Exercise task
Skip every image and restate the data word for word.

--------

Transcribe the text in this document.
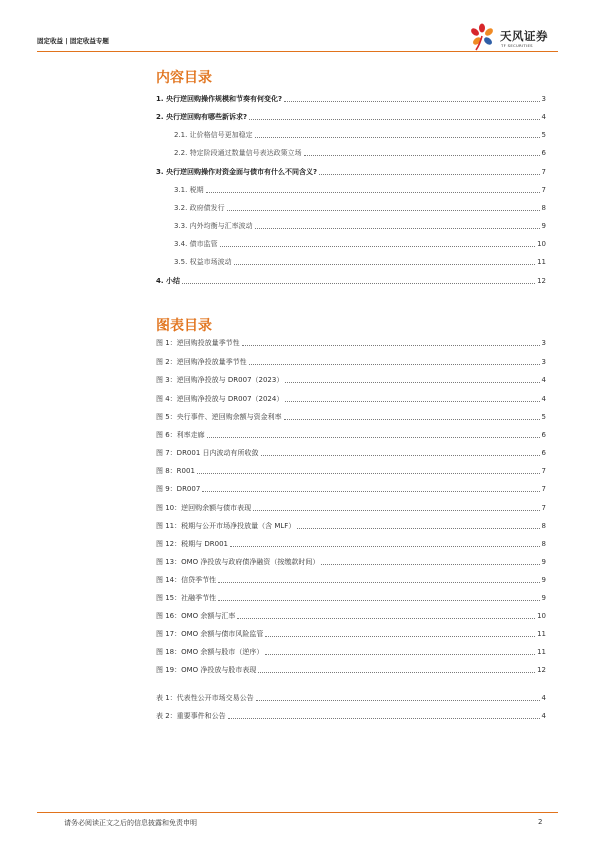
固定收益 | 固定收益专题	天风证券
TF SECURITIES
内容目录
1. 央行逆回购操作规模和节奏有何变化?	3
2. 央行逆回购有哪些新诉求?	4
2.1. 让价格信号更加稳定	5
2.2. 特定阶段通过数量信号表达政策立场	6
3. 央行逆回购操作对资金面与债市有什么不同含义?	7
3.1. 税期	7
3.2. 政府债发行	8
3.3. 内外均衡与汇率波动	9
3.4. 债市监管	10
3.5. 权益市场波动	11
4. 小结	12
图表目录
图 1：逆回购投放量季节性	3
图 2：逆回购净投放量季节性	3
图 3：逆回购净投放与 DR007（2023）	4
图 4：逆回购净投放与 DR007（2024）	4
图 5：央行事件、逆回购余额与资金利率	5
图 6：利率走廊	6
图 7：DR001 日内波动有所收敛	6
图 8：R001	7
图 9：DR007	7
图 10：逆回购余额与债市表现	7
图 11：税期与公开市场净投放量（含 MLF）	8
图 12：税期与 DR001	8
图 13：OMO 净投放与政府债净融资（按缴款时间）	9
图 14：信贷季节性	9
图 15：社融季节性	9
图 16：OMO 余额与汇率	10
图 17：OMO 余额与债市风险监管	11
图 18：OMO 余额与股市（逆序）	11
图 19：OMO 净投放与股市表现	12
表 1：代表性公开市场交易公告	4
表 2：重要事件和公告	4
请务必阅读正文之后的信息披露和免责申明	2
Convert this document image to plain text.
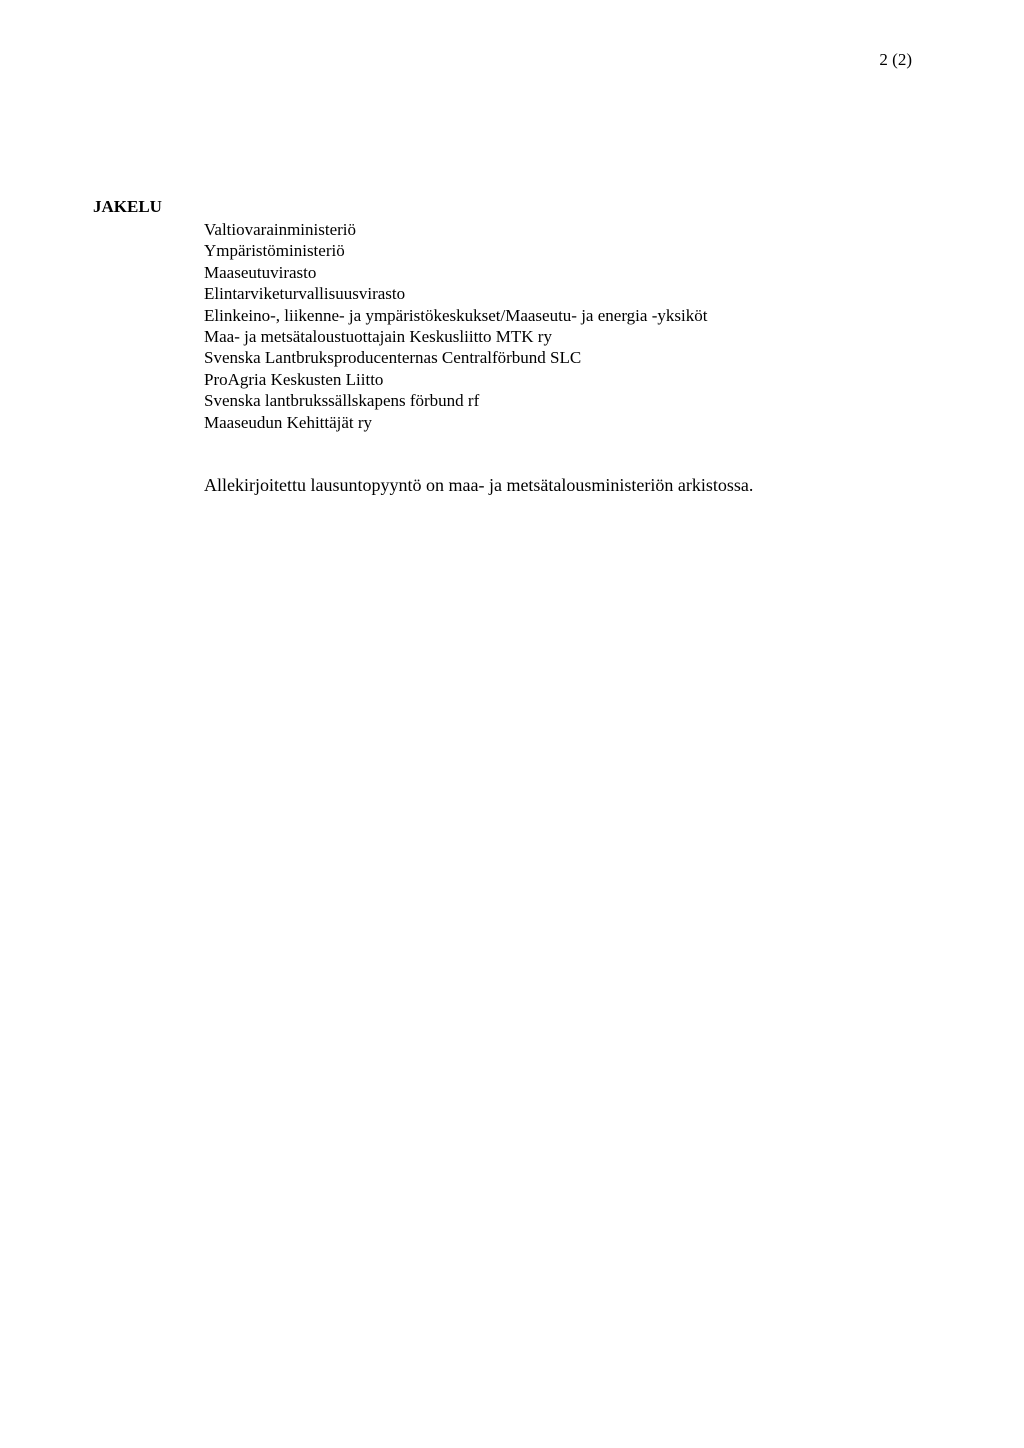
2 (2)
JAKELU
Valtiovarainministeriö
Ympäristöministeriö
Maaseutuvirasto
Elintarviketurvallisuusvirasto
Elinkeino-, liikenne- ja ympäristökeskukset/Maaseutu- ja energia -yksiköt
Maa- ja metsätaloustuottajain Keskusliitto MTK ry
Svenska Lantbruksproducenternas Centralförbund SLC
ProAgria Keskusten Liitto
Svenska lantbrukssällskapens förbund rf
Maaseudun Kehittäjät ry
Allekirjoitettu lausuntopyyntö on maa- ja metsätalousministeriön arkistossa.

--------

Correct result
Transcribe the text in this document.
固定收益 | 固定收益专题	天风证券
TF SECURITIES
内容目录
1. 央行逆回购操作规模和节奏有何变化?	3
2. 央行逆回购有哪些新诉求?	4
2.1. 让价格信号更加稳定	5
2.2. 特定阶段通过数量信号表达政策立场	6
3. 央行逆回购操作对资金面与债市有什么不同含义?	7
3.1. 税期	7
3.2. 政府债发行	8
3.3. 内外均衡与汇率波动	9
3.4. 债市监管	10
3.5. 权益市场波动	11
4. 小结	12
图表目录
图 1：逆回购投放量季节性	3
图 2：逆回购净投放量季节性	3
图 3：逆回购净投放与 DR007（2023）	4
图 4：逆回购净投放与 DR007（2024）	4
图 5：央行事件、逆回购余额与资金利率	5
图 6：利率走廊	6
图 7：DR001 日内波动有所收敛	6
图 8：R001	7
图 9：DR007	7
图 10：逆回购余额与债市表现	7
图 11：税期与公开市场净投放量（含 MLF）	8
图 12：税期与 DR001	8
图 13：OMO 净投放与政府债净融资（按缴款时间）	9
图 14：信贷季节性	9
图 15：社融季节性	9
图 16：OMO 余额与汇率	10
图 17：OMO 余额与债市风险监管	11
图 18：OMO 余额与股市（逆序）	11
图 19：OMO 净投放与股市表现	12
表 1：代表性公开市场交易公告	4
表 2：重要事件和公告	4
请务必阅读正文之后的信息披露和免责申明	2
Convert this document image to plain text.
2 (2)
JAKELU
Valtiovarainministeriö
Ympäristöministeriö
Maaseutuvirasto
Elintarviketurvallisuusvirasto
Elinkeino-, liikenne- ja ympäristökeskukset/Maaseutu- ja energia -yksiköt
Maa- ja metsätaloustuottajain Keskusliitto MTK ry
Svenska Lantbruksproducenternas Centralförbund SLC
ProAgria Keskusten Liitto
Svenska lantbrukssällskapens förbund rf
Maaseudun Kehittäjät ry
Allekirjoitettu lausuntopyyntö on maa- ja metsätalousministeriön arkistossa.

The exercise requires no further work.